RECORD EXTRACTS ::
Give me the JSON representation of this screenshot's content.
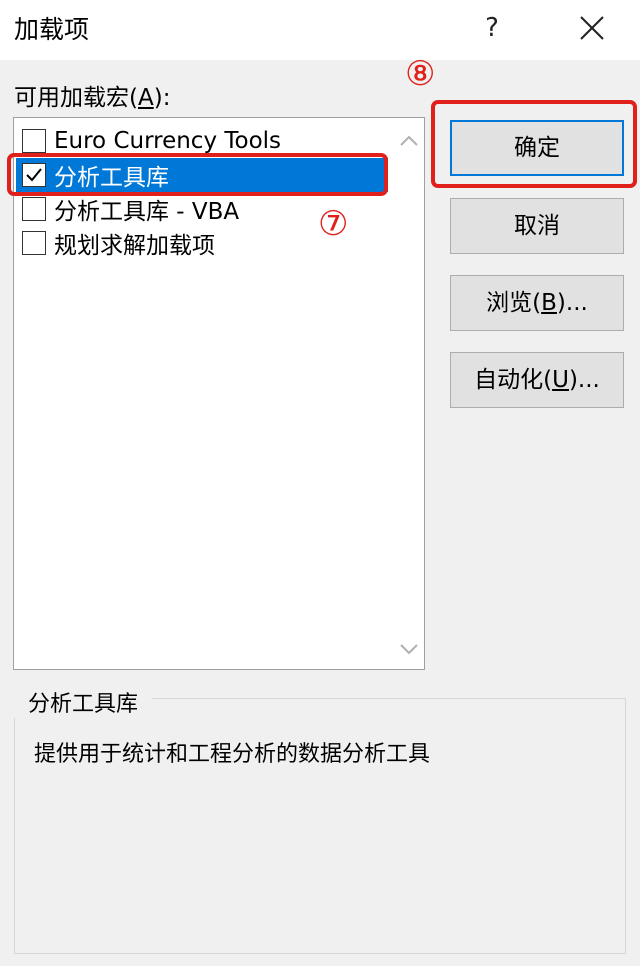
{
  "window": {
    "title": "加载项",
    "help_label": "?"
  },
  "list": {
    "label_prefix": "可用加载宏(",
    "label_accel": "A",
    "label_suffix": "):",
    "items": [
      {
        "label": "Euro Currency Tools",
        "checked": false,
        "selected": false
      },
      {
        "label": "分析工具库",
        "checked": true,
        "selected": true
      },
      {
        "label": "分析工具库 - VBA",
        "checked": false,
        "selected": false
      },
      {
        "label": "规划求解加载项",
        "checked": false,
        "selected": false
      }
    ]
  },
  "buttons": {
    "ok": "确定",
    "cancel": "取消",
    "browse_prefix": "浏览(",
    "browse_accel": "B",
    "browse_suffix": ")...",
    "automation_prefix": "自动化(",
    "automation_accel": "U",
    "automation_suffix": ")..."
  },
  "description": {
    "title": "分析工具库",
    "text": "提供用于统计和工程分析的数据分析工具"
  },
  "annotations": {
    "step7": "⑦",
    "step8": "⑧",
    "color": "#e0201b"
  }
}
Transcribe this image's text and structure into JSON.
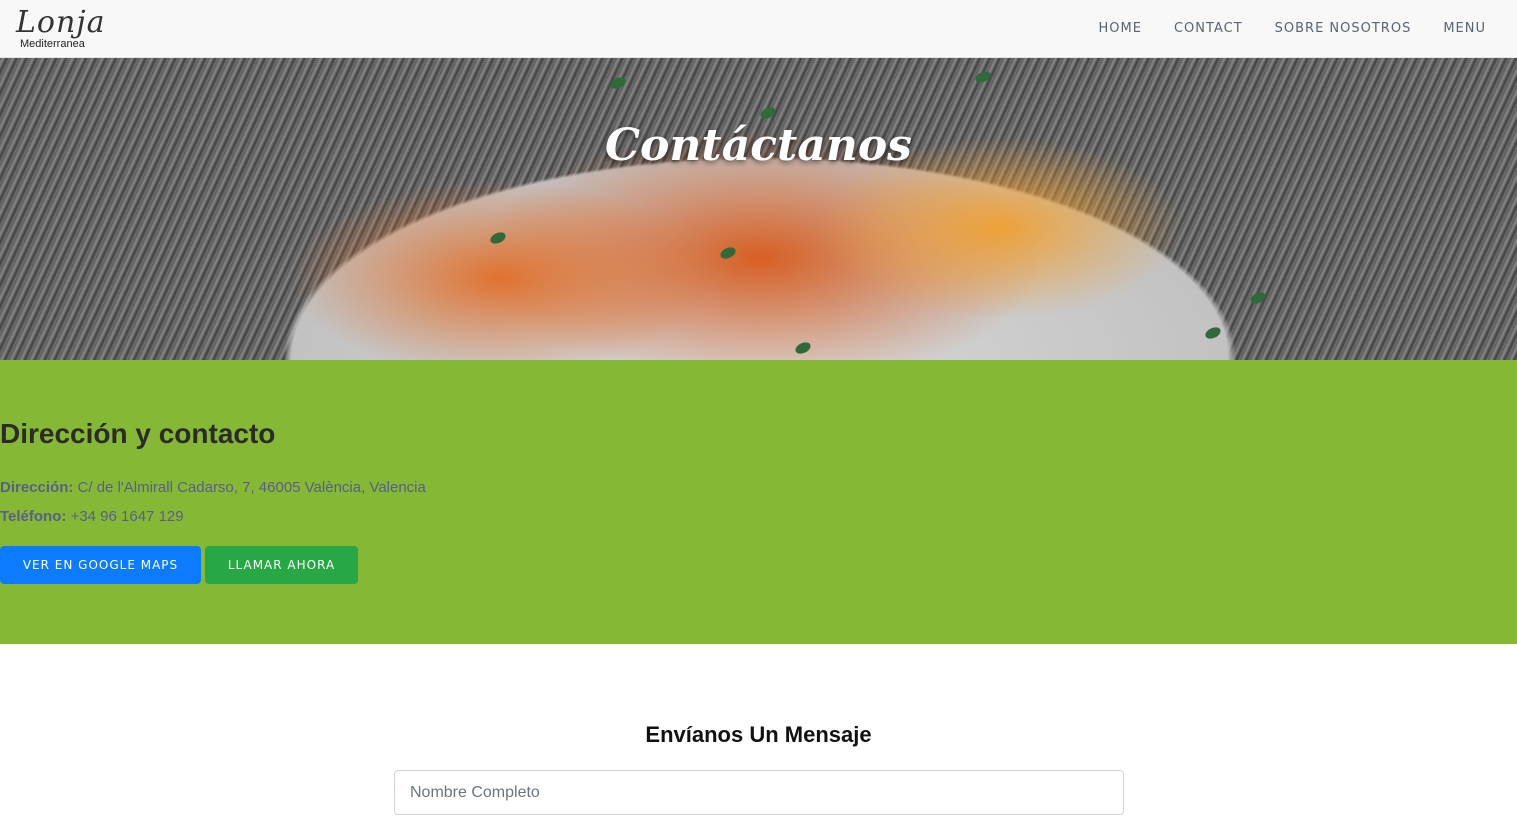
{
  "navbar": {
    "logo_script": "Lonja",
    "logo_sub": "Mediterranea",
    "links": [
      "HOME",
      "CONTACT",
      "SOBRE NOSOTROS",
      "MENU"
    ]
  },
  "hero": {
    "title": "Contáctanos"
  },
  "contact": {
    "heading": "Dirección y contacto",
    "address_label": "Dirección:",
    "address_value": "C/ de l'Almirall Cadarso, 7, 46005 València, Valencia",
    "phone_label": "Teléfono:",
    "phone_value": "+34 96 1647 129",
    "maps_button": "VER EN GOOGLE MAPS",
    "call_button": "LLAMAR AHORA"
  },
  "message": {
    "title": "Envíanos Un Mensaje",
    "name_placeholder": "Nombre Completo"
  },
  "colors": {
    "section_green": "#85b834",
    "button_blue": "#0d7bff",
    "button_green": "#28a745"
  }
}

DIRECTIONS :: Exactly as they appear, repeat the lines from the one containing "Transcribe this image's" through the last line of the entries, counting both ends. Pictures stay out.

PROBLEM SOLUTION ::
Transcribe this image's text and structure into JSON.
{
  "navbar": {
    "logo_script": "Lonja",
    "logo_sub": "Mediterranea",
    "links": [
      "HOME",
      "CONTACT",
      "SOBRE NOSOTROS",
      "MENU"
    ]
  },
  "hero": {
    "title": "Contáctanos"
  },
  "contact": {
    "heading": "Dirección y contacto",
    "address_label": "Dirección:",
    "address_value": "C/ de l'Almirall Cadarso, 7, 46005 València, Valencia",
    "phone_label": "Teléfono:",
    "phone_value": "+34 96 1647 129",
    "maps_button": "VER EN GOOGLE MAPS",
    "call_button": "LLAMAR AHORA"
  },
  "message": {
    "title": "Envíanos Un Mensaje",
    "name_placeholder": "Nombre Completo"
  },
  "colors": {
    "section_green": "#85b834",
    "button_blue": "#0d7bff",
    "button_green": "#28a745"
  }
}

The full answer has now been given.